--- start of Available records ---

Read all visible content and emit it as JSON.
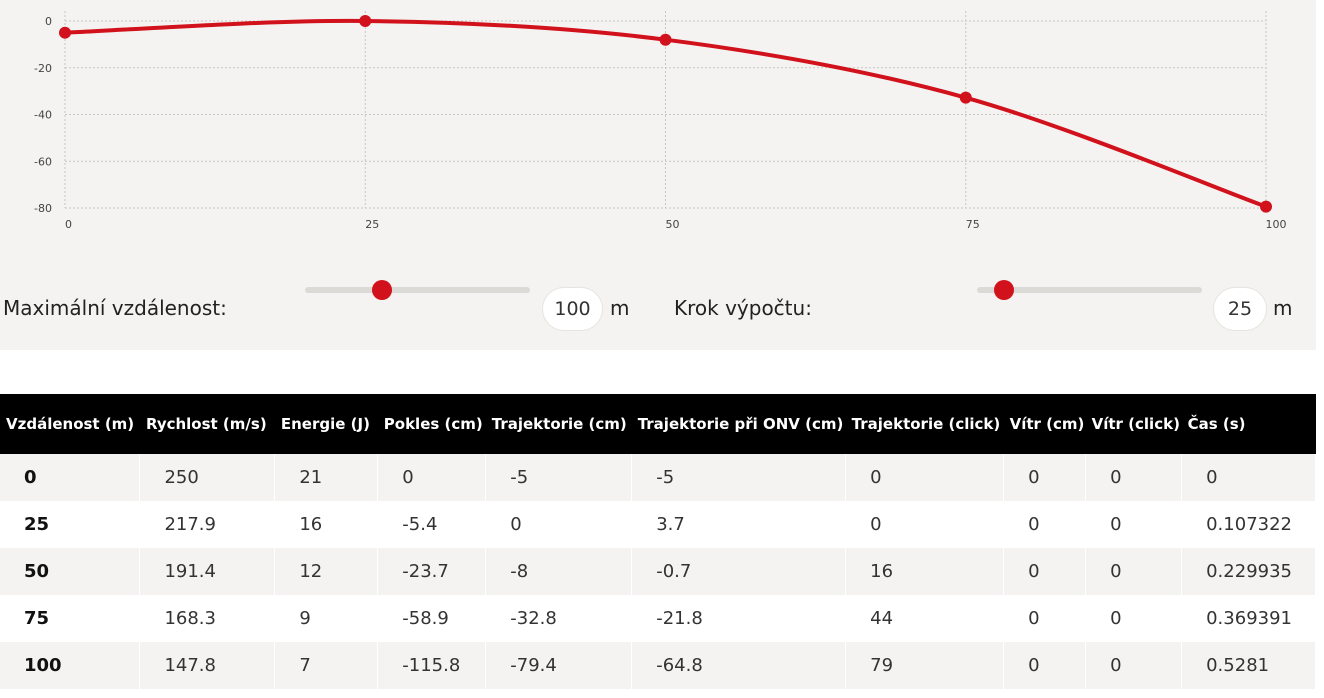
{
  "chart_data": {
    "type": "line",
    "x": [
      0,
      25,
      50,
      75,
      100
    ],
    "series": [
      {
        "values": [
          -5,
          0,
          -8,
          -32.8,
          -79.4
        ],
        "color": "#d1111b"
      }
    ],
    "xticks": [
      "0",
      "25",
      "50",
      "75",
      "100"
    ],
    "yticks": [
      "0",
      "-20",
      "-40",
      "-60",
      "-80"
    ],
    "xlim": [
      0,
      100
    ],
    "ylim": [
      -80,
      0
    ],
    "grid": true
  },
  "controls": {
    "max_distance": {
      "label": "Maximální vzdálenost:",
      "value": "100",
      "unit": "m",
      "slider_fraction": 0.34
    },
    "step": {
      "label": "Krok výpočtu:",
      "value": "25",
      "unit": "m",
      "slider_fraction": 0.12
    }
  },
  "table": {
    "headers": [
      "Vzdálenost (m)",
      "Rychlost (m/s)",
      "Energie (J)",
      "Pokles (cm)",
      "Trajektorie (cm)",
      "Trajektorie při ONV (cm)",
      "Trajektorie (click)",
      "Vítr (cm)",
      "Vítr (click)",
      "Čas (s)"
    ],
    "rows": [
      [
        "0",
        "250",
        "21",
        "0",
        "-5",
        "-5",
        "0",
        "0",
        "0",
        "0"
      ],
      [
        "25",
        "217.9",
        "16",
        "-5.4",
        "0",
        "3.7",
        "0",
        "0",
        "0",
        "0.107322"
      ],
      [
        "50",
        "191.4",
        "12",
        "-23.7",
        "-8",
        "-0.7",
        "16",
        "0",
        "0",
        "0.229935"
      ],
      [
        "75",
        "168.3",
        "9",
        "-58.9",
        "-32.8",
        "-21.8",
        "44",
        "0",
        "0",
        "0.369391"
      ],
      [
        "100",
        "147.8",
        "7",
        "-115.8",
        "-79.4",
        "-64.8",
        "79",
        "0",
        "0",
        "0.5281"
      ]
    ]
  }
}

--- end of Available records ---

**What to produce**
In the entries above, identify each line that includes the string "Trajektorie", then copy it.

**Finished answer**
      "Trajektorie (cm)",
      "Trajektorie při ONV (cm)",
      "Trajektorie (click)",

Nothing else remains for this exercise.